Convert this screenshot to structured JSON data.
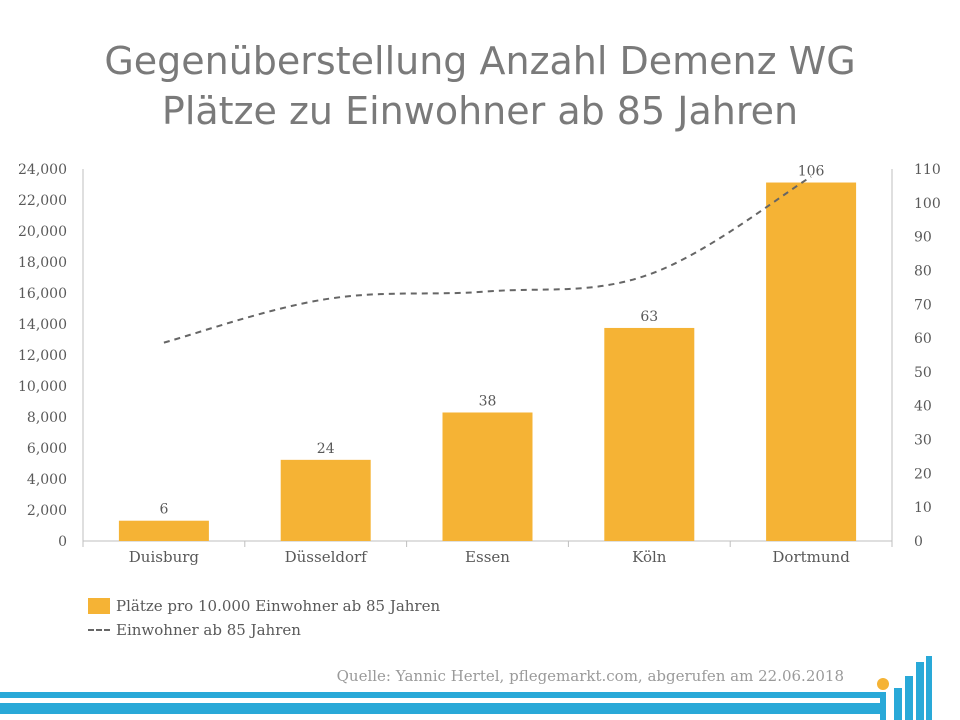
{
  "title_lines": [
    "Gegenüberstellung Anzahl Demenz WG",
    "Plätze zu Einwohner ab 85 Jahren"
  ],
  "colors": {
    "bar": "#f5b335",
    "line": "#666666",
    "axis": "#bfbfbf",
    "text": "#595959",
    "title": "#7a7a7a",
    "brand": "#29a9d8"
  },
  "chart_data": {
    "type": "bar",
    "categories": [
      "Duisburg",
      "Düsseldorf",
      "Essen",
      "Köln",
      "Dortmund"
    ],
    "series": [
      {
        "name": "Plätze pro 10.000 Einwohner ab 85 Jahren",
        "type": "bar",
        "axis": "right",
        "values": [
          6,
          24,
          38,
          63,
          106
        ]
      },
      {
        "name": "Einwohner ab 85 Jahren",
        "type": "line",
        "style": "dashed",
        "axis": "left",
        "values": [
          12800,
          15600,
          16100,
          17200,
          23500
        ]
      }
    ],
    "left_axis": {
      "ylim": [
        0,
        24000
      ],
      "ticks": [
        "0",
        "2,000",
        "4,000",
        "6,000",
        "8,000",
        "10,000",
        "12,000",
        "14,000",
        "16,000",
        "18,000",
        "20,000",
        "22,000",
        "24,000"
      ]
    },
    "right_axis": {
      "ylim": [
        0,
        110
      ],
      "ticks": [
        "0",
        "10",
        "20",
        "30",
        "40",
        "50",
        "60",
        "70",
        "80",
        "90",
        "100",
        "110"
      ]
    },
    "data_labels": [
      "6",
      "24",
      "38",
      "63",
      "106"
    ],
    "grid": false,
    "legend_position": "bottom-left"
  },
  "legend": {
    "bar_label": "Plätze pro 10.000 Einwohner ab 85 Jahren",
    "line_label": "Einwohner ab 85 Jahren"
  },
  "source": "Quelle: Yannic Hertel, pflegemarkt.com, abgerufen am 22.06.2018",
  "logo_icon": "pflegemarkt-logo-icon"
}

Exercise instructions >> Make an exact reproduction of the listing above, without any pictures.

In response >>
Convert this screenshot to structured JSON data.
{
  "title_lines": [
    "Gegenüberstellung Anzahl Demenz WG",
    "Plätze zu Einwohner ab 85 Jahren"
  ],
  "colors": {
    "bar": "#f5b335",
    "line": "#666666",
    "axis": "#bfbfbf",
    "text": "#595959",
    "title": "#7a7a7a",
    "brand": "#29a9d8"
  },
  "chart_data": {
    "type": "bar",
    "categories": [
      "Duisburg",
      "Düsseldorf",
      "Essen",
      "Köln",
      "Dortmund"
    ],
    "series": [
      {
        "name": "Plätze pro 10.000 Einwohner ab 85 Jahren",
        "type": "bar",
        "axis": "right",
        "values": [
          6,
          24,
          38,
          63,
          106
        ]
      },
      {
        "name": "Einwohner ab 85 Jahren",
        "type": "line",
        "style": "dashed",
        "axis": "left",
        "values": [
          12800,
          15600,
          16100,
          17200,
          23500
        ]
      }
    ],
    "left_axis": {
      "ylim": [
        0,
        24000
      ],
      "ticks": [
        "0",
        "2,000",
        "4,000",
        "6,000",
        "8,000",
        "10,000",
        "12,000",
        "14,000",
        "16,000",
        "18,000",
        "20,000",
        "22,000",
        "24,000"
      ]
    },
    "right_axis": {
      "ylim": [
        0,
        110
      ],
      "ticks": [
        "0",
        "10",
        "20",
        "30",
        "40",
        "50",
        "60",
        "70",
        "80",
        "90",
        "100",
        "110"
      ]
    },
    "data_labels": [
      "6",
      "24",
      "38",
      "63",
      "106"
    ],
    "grid": false,
    "legend_position": "bottom-left"
  },
  "legend": {
    "bar_label": "Plätze pro 10.000 Einwohner ab 85 Jahren",
    "line_label": "Einwohner ab 85 Jahren"
  },
  "source": "Quelle: Yannic Hertel, pflegemarkt.com, abgerufen am 22.06.2018",
  "logo_icon": "pflegemarkt-logo-icon"
}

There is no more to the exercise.